● **TASK**: Where a line of the material contains the string "populates", copy that line.

● **THE RECORDS**:
..........

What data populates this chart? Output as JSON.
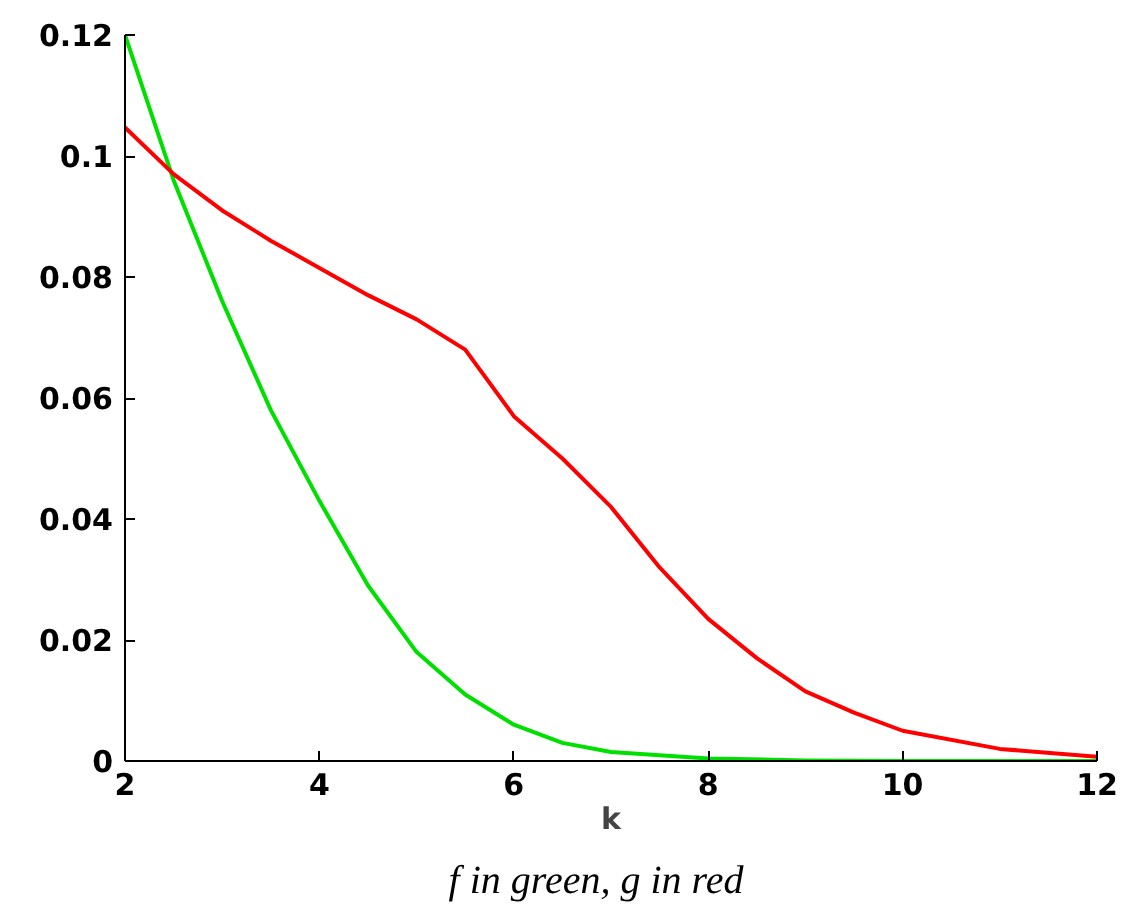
{
  "chart_data": {
    "type": "line",
    "xlabel": "k",
    "annotations": [
      "f  in green,  g  in red"
    ],
    "xlim": [
      2,
      12
    ],
    "ylim": [
      0,
      0.12
    ],
    "xticks": [
      2,
      4,
      6,
      8,
      10,
      12
    ],
    "yticks": [
      0,
      0.02,
      0.04,
      0.06,
      0.08,
      0.1,
      0.12
    ],
    "grid": false,
    "line_style": "solid",
    "marker": "none",
    "series": [
      {
        "color": "#00e000",
        "x": [
          2,
          2.5,
          3,
          3.5,
          4,
          4.5,
          5,
          5.5,
          6,
          6.5,
          7,
          8,
          9,
          10,
          12
        ],
        "values": [
          0.12,
          0.096,
          0.076,
          0.058,
          0.043,
          0.029,
          0.018,
          0.011,
          0.006,
          0.003,
          0.0015,
          0.0004,
          0.0001,
          0,
          0
        ]
      },
      {
        "color": "#ff0000",
        "x": [
          2,
          2.5,
          3,
          3.5,
          4,
          4.5,
          5,
          5.5,
          6,
          6.5,
          7,
          7.5,
          8,
          8.5,
          9,
          9.5,
          10,
          11,
          12
        ],
        "values": [
          0.1047,
          0.097,
          0.091,
          0.086,
          0.0815,
          0.077,
          0.073,
          0.068,
          0.057,
          0.05,
          0.042,
          0.032,
          0.0235,
          0.017,
          0.0115,
          0.008,
          0.005,
          0.002,
          0.0007
        ]
      }
    ]
  }
}
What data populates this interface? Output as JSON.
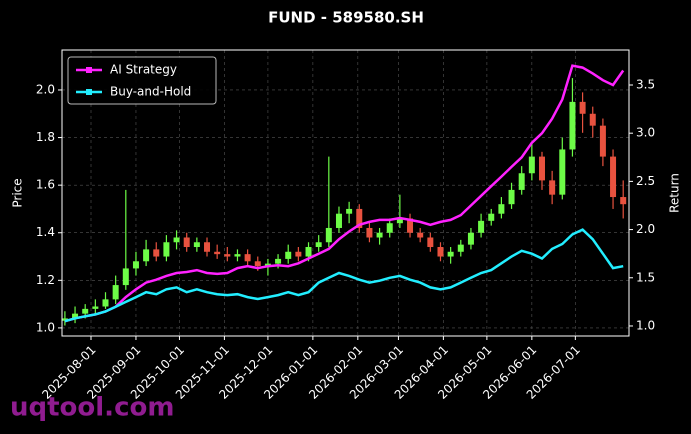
{
  "chart_data": {
    "type": "candlestick",
    "title": "FUND - 589580.SH",
    "y_label": "Price",
    "y2_label": "Return",
    "watermark": "uqtool.com",
    "grid": true,
    "legend_position": "upper left",
    "up_color": "#6dfc47",
    "down_color": "#e8523f",
    "x": [
      "2025-07-14",
      "2025-07-21",
      "2025-07-28",
      "2025-08-04",
      "2025-08-11",
      "2025-08-18",
      "2025-08-25",
      "2025-09-01",
      "2025-09-08",
      "2025-09-15",
      "2025-09-22",
      "2025-09-29",
      "2025-10-06",
      "2025-10-13",
      "2025-10-20",
      "2025-10-27",
      "2025-11-03",
      "2025-11-10",
      "2025-11-17",
      "2025-11-24",
      "2025-12-01",
      "2025-12-08",
      "2025-12-15",
      "2025-12-22",
      "2025-12-29",
      "2026-01-05",
      "2026-01-12",
      "2026-01-19",
      "2026-01-26",
      "2026-02-02",
      "2026-02-09",
      "2026-02-16",
      "2026-02-23",
      "2026-03-02",
      "2026-03-09",
      "2026-03-16",
      "2026-03-23",
      "2026-03-30",
      "2026-04-06",
      "2026-04-13",
      "2026-04-20",
      "2026-04-27",
      "2026-05-04",
      "2026-05-11",
      "2026-05-18",
      "2026-05-25",
      "2026-06-01",
      "2026-06-08",
      "2026-06-15",
      "2026-06-22",
      "2026-06-29",
      "2026-07-06",
      "2026-07-13",
      "2026-07-20",
      "2026-07-27",
      "2026-08-03"
    ],
    "open": [
      1.03,
      1.04,
      1.06,
      1.08,
      1.09,
      1.12,
      1.18,
      1.25,
      1.28,
      1.33,
      1.3,
      1.36,
      1.38,
      1.34,
      1.36,
      1.32,
      1.31,
      1.3,
      1.31,
      1.28,
      1.26,
      1.27,
      1.29,
      1.32,
      1.3,
      1.34,
      1.36,
      1.42,
      1.48,
      1.5,
      1.42,
      1.38,
      1.4,
      1.44,
      1.46,
      1.4,
      1.38,
      1.34,
      1.3,
      1.32,
      1.35,
      1.4,
      1.45,
      1.48,
      1.52,
      1.58,
      1.65,
      1.72,
      1.62,
      1.56,
      1.75,
      1.95,
      1.9,
      1.85,
      1.72,
      1.55
    ],
    "high": [
      1.07,
      1.09,
      1.1,
      1.12,
      1.15,
      1.22,
      1.58,
      1.32,
      1.37,
      1.36,
      1.39,
      1.41,
      1.4,
      1.38,
      1.38,
      1.35,
      1.34,
      1.33,
      1.33,
      1.3,
      1.29,
      1.31,
      1.35,
      1.34,
      1.36,
      1.39,
      1.72,
      1.51,
      1.53,
      1.52,
      1.45,
      1.42,
      1.46,
      1.56,
      1.48,
      1.42,
      1.4,
      1.36,
      1.34,
      1.37,
      1.42,
      1.48,
      1.5,
      1.55,
      1.61,
      1.68,
      1.78,
      1.74,
      1.66,
      1.8,
      2.05,
      1.99,
      1.93,
      1.88,
      1.75,
      1.62
    ],
    "low": [
      1.01,
      1.02,
      1.04,
      1.06,
      1.08,
      1.1,
      1.16,
      1.22,
      1.26,
      1.28,
      1.28,
      1.33,
      1.32,
      1.32,
      1.3,
      1.29,
      1.28,
      1.28,
      1.26,
      1.24,
      1.22,
      1.25,
      1.27,
      1.28,
      1.28,
      1.32,
      1.34,
      1.4,
      1.44,
      1.4,
      1.36,
      1.35,
      1.38,
      1.42,
      1.38,
      1.36,
      1.32,
      1.28,
      1.27,
      1.3,
      1.33,
      1.38,
      1.43,
      1.46,
      1.5,
      1.56,
      1.62,
      1.58,
      1.52,
      1.54,
      1.72,
      1.82,
      1.8,
      1.68,
      1.5,
      1.46
    ],
    "close": [
      1.04,
      1.06,
      1.08,
      1.09,
      1.12,
      1.18,
      1.25,
      1.28,
      1.33,
      1.3,
      1.36,
      1.38,
      1.34,
      1.36,
      1.32,
      1.31,
      1.3,
      1.31,
      1.28,
      1.26,
      1.27,
      1.29,
      1.32,
      1.3,
      1.34,
      1.36,
      1.42,
      1.48,
      1.5,
      1.42,
      1.38,
      1.4,
      1.44,
      1.46,
      1.4,
      1.38,
      1.34,
      1.3,
      1.32,
      1.35,
      1.4,
      1.45,
      1.48,
      1.52,
      1.58,
      1.65,
      1.72,
      1.62,
      1.56,
      1.75,
      1.95,
      1.9,
      1.85,
      1.72,
      1.55,
      1.52
    ],
    "series": [
      {
        "name": "AI Strategy",
        "color": "#ff22ff",
        "axis": "y2",
        "values": [
          1.05,
          1.08,
          1.1,
          1.12,
          1.15,
          1.2,
          1.3,
          1.38,
          1.45,
          1.48,
          1.52,
          1.55,
          1.56,
          1.58,
          1.55,
          1.54,
          1.55,
          1.6,
          1.62,
          1.6,
          1.62,
          1.63,
          1.62,
          1.65,
          1.7,
          1.75,
          1.8,
          1.9,
          1.98,
          2.05,
          2.08,
          2.1,
          2.1,
          2.12,
          2.1,
          2.08,
          2.05,
          2.08,
          2.1,
          2.15,
          2.25,
          2.35,
          2.45,
          2.55,
          2.65,
          2.75,
          2.9,
          3.0,
          3.15,
          3.35,
          3.7,
          3.68,
          3.62,
          3.55,
          3.5,
          3.65
        ]
      },
      {
        "name": "Buy-and-Hold",
        "color": "#22eeff",
        "axis": "y2",
        "values": [
          1.05,
          1.08,
          1.1,
          1.12,
          1.15,
          1.2,
          1.25,
          1.3,
          1.35,
          1.33,
          1.38,
          1.4,
          1.35,
          1.38,
          1.35,
          1.33,
          1.32,
          1.33,
          1.3,
          1.28,
          1.3,
          1.32,
          1.35,
          1.32,
          1.35,
          1.45,
          1.5,
          1.55,
          1.52,
          1.48,
          1.45,
          1.47,
          1.5,
          1.52,
          1.48,
          1.45,
          1.4,
          1.38,
          1.4,
          1.45,
          1.5,
          1.55,
          1.58,
          1.65,
          1.72,
          1.78,
          1.75,
          1.7,
          1.8,
          1.85,
          1.95,
          2.0,
          1.9,
          1.75,
          1.6,
          1.62
        ]
      }
    ],
    "xlim": [
      "2025-07-12",
      "2026-08-07"
    ],
    "xticks": [
      "2025-08-01",
      "2025-09-01",
      "2025-10-01",
      "2025-11-01",
      "2025-12-01",
      "2026-01-01",
      "2026-02-01",
      "2026-03-01",
      "2026-04-01",
      "2026-05-01",
      "2026-06-01",
      "2026-07-01"
    ],
    "ylim": [
      0.966,
      2.168
    ],
    "yticks": [
      {
        "value": 1,
        "label": "1.0"
      },
      1.2,
      1.4,
      1.6,
      1.8,
      {
        "value": 2,
        "label": "2.0"
      }
    ],
    "y2lim": [
      0.896,
      3.863
    ],
    "y2ticks": [
      {
        "value": 1,
        "label": "1.0"
      },
      1.5,
      {
        "value": 2,
        "label": "2.0"
      },
      2.5,
      {
        "value": 3,
        "label": "3.0"
      },
      3.5
    ]
  }
}
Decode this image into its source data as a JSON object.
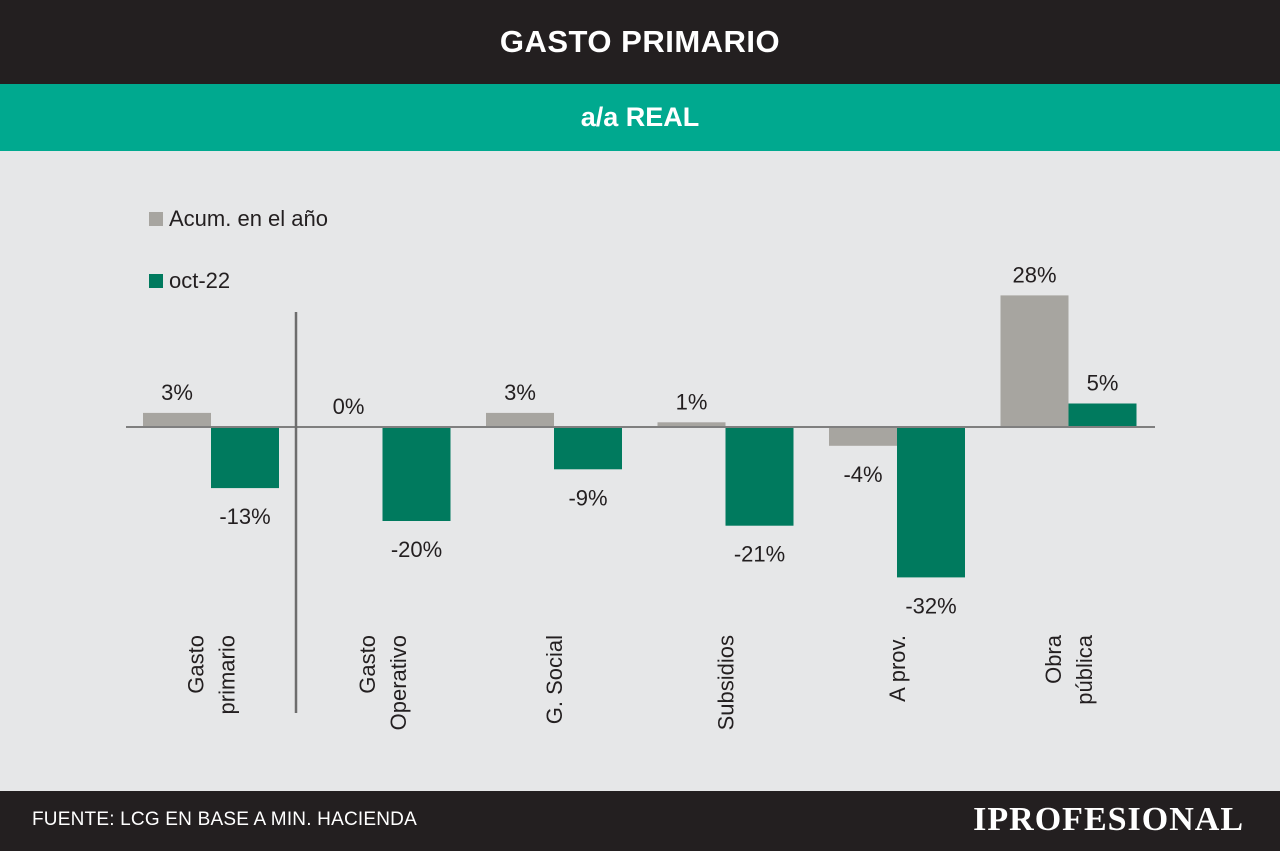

..........

● **RESULT OF THIS TASK**:
What data populates this chart? Output as JSON.
What data populates this interface? Output as JSON.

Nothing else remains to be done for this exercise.